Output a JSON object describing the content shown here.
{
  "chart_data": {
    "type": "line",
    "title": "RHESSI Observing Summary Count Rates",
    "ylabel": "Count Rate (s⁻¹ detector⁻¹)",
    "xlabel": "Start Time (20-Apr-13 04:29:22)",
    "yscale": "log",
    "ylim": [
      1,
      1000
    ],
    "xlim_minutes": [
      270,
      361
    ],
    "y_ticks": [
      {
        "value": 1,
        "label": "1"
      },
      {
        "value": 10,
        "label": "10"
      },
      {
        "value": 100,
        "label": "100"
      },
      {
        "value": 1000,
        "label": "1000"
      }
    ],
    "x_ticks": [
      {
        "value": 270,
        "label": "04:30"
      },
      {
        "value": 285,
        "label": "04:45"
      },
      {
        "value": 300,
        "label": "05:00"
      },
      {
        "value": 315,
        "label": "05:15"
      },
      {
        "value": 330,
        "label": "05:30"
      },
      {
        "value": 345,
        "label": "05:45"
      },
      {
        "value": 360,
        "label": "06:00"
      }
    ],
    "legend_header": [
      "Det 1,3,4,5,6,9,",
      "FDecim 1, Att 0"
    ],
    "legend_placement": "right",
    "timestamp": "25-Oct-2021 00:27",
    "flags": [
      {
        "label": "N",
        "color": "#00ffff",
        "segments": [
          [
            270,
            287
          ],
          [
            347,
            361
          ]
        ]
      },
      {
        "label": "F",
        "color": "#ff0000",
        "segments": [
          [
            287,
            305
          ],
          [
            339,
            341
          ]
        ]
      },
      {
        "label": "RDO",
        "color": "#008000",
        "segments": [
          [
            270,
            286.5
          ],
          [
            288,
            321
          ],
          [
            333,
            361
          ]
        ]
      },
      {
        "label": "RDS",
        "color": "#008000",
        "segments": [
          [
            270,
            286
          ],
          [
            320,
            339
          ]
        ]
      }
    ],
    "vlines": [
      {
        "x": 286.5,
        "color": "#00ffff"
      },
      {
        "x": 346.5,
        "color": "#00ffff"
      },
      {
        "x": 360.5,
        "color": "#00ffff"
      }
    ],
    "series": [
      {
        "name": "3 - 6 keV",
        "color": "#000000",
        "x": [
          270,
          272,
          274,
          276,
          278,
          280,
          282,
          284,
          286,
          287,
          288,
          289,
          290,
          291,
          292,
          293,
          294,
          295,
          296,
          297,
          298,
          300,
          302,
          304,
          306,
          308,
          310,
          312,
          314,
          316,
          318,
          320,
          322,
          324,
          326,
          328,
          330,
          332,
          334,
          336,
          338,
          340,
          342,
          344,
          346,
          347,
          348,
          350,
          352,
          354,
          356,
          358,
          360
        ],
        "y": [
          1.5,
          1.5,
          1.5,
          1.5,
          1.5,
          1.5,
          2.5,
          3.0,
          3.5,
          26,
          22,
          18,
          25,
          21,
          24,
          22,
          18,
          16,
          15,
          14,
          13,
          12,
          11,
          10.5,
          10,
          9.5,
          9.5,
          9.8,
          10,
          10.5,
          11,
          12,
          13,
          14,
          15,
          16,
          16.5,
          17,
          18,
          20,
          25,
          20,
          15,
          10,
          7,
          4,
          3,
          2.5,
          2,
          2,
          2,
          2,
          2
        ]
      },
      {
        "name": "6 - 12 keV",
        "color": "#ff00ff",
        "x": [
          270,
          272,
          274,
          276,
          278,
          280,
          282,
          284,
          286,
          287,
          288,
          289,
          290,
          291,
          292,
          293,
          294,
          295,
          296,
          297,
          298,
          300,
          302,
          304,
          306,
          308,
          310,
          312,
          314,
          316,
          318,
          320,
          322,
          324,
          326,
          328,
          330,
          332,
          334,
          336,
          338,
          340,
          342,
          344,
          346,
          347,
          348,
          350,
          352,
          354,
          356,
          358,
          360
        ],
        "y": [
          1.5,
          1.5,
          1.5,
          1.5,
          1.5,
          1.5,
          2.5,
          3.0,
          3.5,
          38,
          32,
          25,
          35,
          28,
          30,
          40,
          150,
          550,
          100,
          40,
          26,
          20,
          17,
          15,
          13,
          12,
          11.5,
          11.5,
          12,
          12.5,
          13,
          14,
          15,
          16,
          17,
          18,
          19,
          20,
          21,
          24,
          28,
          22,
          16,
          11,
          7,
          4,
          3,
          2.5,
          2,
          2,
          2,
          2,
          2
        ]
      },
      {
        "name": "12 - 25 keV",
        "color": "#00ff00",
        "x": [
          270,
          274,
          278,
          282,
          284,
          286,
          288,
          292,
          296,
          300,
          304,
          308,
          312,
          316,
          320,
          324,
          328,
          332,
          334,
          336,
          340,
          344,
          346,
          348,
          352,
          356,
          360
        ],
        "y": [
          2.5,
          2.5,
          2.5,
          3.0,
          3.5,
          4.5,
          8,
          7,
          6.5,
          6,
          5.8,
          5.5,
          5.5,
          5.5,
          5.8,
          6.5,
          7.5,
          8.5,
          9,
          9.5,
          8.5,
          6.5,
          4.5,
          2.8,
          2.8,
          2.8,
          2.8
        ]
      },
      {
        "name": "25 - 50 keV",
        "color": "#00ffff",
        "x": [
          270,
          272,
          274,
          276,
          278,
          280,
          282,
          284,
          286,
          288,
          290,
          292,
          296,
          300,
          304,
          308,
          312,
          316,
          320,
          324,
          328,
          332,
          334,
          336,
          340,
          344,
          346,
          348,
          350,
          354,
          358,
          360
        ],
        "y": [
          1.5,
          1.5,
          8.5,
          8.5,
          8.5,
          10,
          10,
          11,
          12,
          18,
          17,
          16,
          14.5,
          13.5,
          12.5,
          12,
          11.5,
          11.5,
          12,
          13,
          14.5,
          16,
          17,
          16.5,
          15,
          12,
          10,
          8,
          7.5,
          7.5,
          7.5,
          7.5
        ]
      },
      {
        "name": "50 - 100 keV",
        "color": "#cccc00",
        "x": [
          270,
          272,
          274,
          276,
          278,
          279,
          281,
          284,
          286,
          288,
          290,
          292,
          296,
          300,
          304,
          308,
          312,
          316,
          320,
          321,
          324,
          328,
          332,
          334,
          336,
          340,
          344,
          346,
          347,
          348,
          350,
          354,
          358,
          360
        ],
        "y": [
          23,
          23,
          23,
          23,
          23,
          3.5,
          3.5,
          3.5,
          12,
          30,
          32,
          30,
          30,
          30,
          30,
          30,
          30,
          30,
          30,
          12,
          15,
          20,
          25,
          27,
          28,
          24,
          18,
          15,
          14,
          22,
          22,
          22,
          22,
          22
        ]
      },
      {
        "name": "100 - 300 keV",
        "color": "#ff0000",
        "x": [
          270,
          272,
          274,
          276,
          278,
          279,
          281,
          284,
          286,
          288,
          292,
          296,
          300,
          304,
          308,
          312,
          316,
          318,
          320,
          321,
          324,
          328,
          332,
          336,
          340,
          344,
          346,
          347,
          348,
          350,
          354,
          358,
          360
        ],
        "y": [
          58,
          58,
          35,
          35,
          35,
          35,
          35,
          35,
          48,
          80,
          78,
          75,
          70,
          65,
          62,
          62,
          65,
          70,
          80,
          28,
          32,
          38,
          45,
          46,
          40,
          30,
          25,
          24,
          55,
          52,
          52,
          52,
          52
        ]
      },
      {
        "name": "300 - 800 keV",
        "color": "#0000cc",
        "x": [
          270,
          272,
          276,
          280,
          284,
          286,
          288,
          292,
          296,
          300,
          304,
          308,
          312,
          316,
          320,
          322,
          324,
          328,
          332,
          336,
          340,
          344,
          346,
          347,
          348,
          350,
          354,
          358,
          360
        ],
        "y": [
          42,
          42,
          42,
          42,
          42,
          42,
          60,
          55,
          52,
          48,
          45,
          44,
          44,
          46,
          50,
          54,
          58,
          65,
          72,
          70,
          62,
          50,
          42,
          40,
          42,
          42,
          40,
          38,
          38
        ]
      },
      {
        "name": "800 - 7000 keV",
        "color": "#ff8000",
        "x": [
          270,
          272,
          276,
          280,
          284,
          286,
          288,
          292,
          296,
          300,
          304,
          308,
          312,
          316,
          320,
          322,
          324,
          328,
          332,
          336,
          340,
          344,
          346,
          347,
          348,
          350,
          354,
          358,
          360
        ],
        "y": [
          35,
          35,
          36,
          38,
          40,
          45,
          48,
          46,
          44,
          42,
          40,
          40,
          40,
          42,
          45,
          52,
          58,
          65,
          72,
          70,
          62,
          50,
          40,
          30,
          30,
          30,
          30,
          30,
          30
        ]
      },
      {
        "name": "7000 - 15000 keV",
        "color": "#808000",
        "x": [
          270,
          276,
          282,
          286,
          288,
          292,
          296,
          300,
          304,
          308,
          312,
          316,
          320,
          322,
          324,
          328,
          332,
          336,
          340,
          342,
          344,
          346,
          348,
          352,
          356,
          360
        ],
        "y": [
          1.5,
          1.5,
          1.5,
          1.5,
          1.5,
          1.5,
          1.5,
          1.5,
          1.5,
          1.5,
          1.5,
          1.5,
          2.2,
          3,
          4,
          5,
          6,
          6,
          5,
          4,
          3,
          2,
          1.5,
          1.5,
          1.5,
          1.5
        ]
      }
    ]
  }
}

****

### Aim of the exercise
Look through the entries above for the word "name". Copy every line where it shows up.

### Completed task
        "name": "3 - 6 keV",
        "name": "6 - 12 keV",
        "name": "12 - 25 keV",
        "name": "25 - 50 keV",
        "name": "50 - 100 keV",
        "name": "100 - 300 keV",
        "name": "300 - 800 keV",
        "name": "800 - 7000 keV",
        "name": "7000 - 15000 keV",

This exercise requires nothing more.